• [What you should do]
Pictures don't belong in the copy; print all the records exactly.
— START —
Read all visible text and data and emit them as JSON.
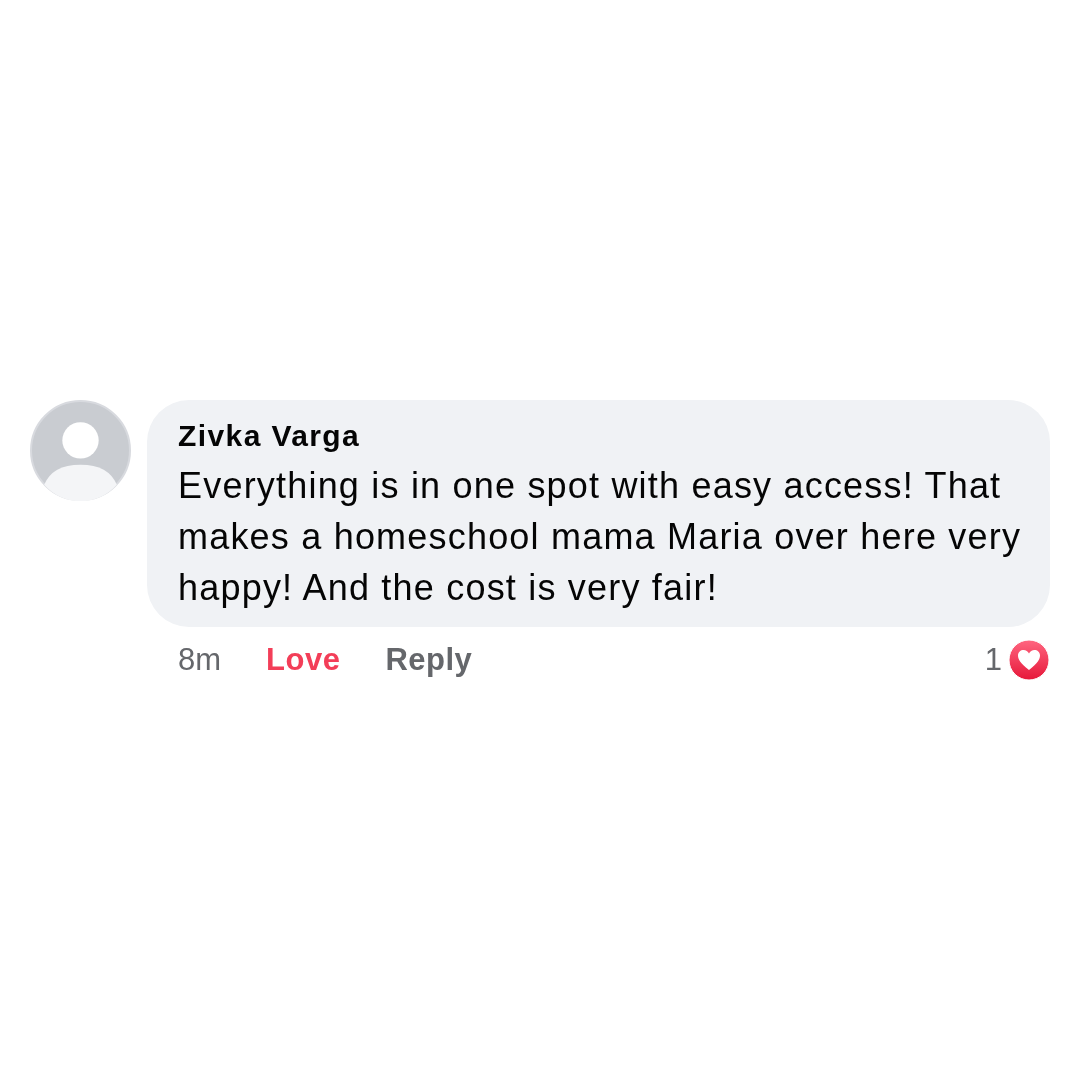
{
  "comment": {
    "author": "Zivka Varga",
    "text": "Everything is in one spot with easy access! That makes a homeschool mama Maria over here very happy! And the cost is very fair!"
  },
  "actions": [
    {
      "kind": "time",
      "label": "8m"
    },
    {
      "kind": "react",
      "label": "Love",
      "selected": true
    },
    {
      "kind": "reply",
      "label": "Reply"
    }
  ],
  "reactions": {
    "count": "1"
  }
}
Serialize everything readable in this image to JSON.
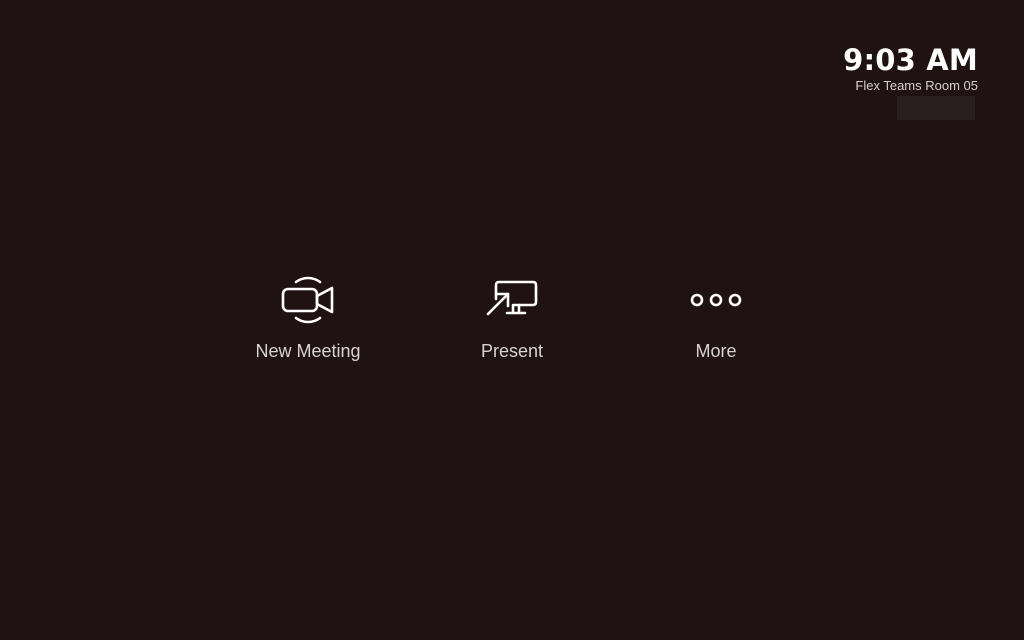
{
  "status": {
    "time": "9:03 AM",
    "room_name": "Flex Teams Room 05"
  },
  "actions": [
    {
      "label": "New Meeting",
      "icon": "video-camera-icon"
    },
    {
      "label": "Present",
      "icon": "screen-share-icon"
    },
    {
      "label": "More",
      "icon": "more-dots-icon"
    }
  ],
  "colors": {
    "background": "#201213",
    "text": "#ffffff",
    "label": "#d9d3d3"
  }
}
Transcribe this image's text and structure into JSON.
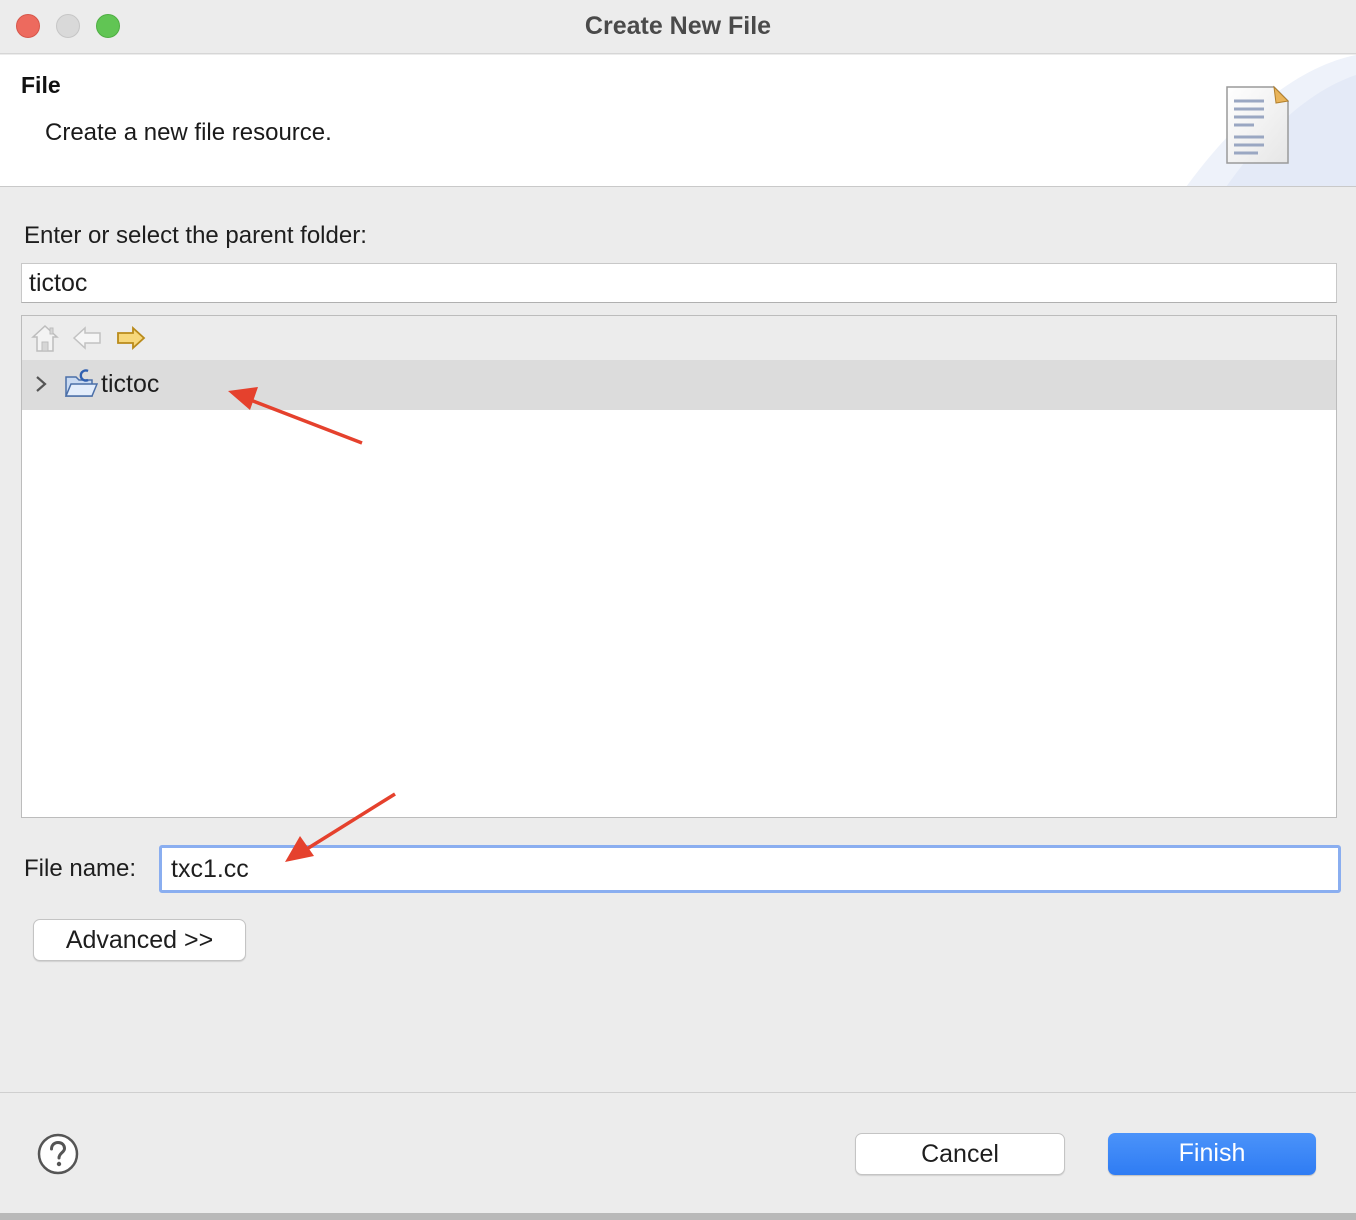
{
  "window": {
    "title": "Create New File"
  },
  "banner": {
    "title": "File",
    "description": "Create a new file resource."
  },
  "parent_folder": {
    "label": "Enter or select the parent folder:",
    "value": "tictoc"
  },
  "tree": {
    "toolbar": [
      "home-icon",
      "back-arrow-icon",
      "forward-arrow-icon"
    ],
    "items": [
      {
        "label": "tictoc",
        "expanded": false,
        "selected": true
      }
    ]
  },
  "file_name": {
    "label": "File name:",
    "value": "txc1.cc"
  },
  "buttons": {
    "advanced": "Advanced >>",
    "cancel": "Cancel",
    "finish": "Finish"
  },
  "colors": {
    "accent": "#3b86f7",
    "focus_ring": "#8aaef0",
    "annotation_arrow": "#e5412d",
    "selection_row": "#dcdcdc"
  }
}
— END —
• [Problem solution]
Read all visible text and data and emit them as JSON.
{
  "comment": {
    "author": "Zivka Varga",
    "text": "Everything is in one spot with easy access! That makes a homeschool mama Maria over here very happy! And the cost is very fair!"
  },
  "actions": [
    {
      "kind": "time",
      "label": "8m"
    },
    {
      "kind": "react",
      "label": "Love",
      "selected": true
    },
    {
      "kind": "reply",
      "label": "Reply"
    }
  ],
  "reactions": {
    "count": "1"
  }
}
Serialize everything readable in this image to JSON.
{
  "status": {
    "time": "9:03 AM",
    "room_name": "Flex Teams Room 05"
  },
  "actions": [
    {
      "label": "New Meeting",
      "icon": "video-camera-icon"
    },
    {
      "label": "Present",
      "icon": "screen-share-icon"
    },
    {
      "label": "More",
      "icon": "more-dots-icon"
    }
  ],
  "colors": {
    "background": "#201213",
    "text": "#ffffff",
    "label": "#d9d3d3"
  }
}
Transcribe this image's text and structure into JSON.
{
  "window": {
    "title": "Create New File"
  },
  "banner": {
    "title": "File",
    "description": "Create a new file resource."
  },
  "parent_folder": {
    "label": "Enter or select the parent folder:",
    "value": "tictoc"
  },
  "tree": {
    "toolbar": [
      "home-icon",
      "back-arrow-icon",
      "forward-arrow-icon"
    ],
    "items": [
      {
        "label": "tictoc",
        "expanded": false,
        "selected": true
      }
    ]
  },
  "file_name": {
    "label": "File name:",
    "value": "txc1.cc"
  },
  "buttons": {
    "advanced": "Advanced >>",
    "cancel": "Cancel",
    "finish": "Finish"
  },
  "colors": {
    "accent": "#3b86f7",
    "focus_ring": "#8aaef0",
    "annotation_arrow": "#e5412d",
    "selection_row": "#dcdcdc"
  }
}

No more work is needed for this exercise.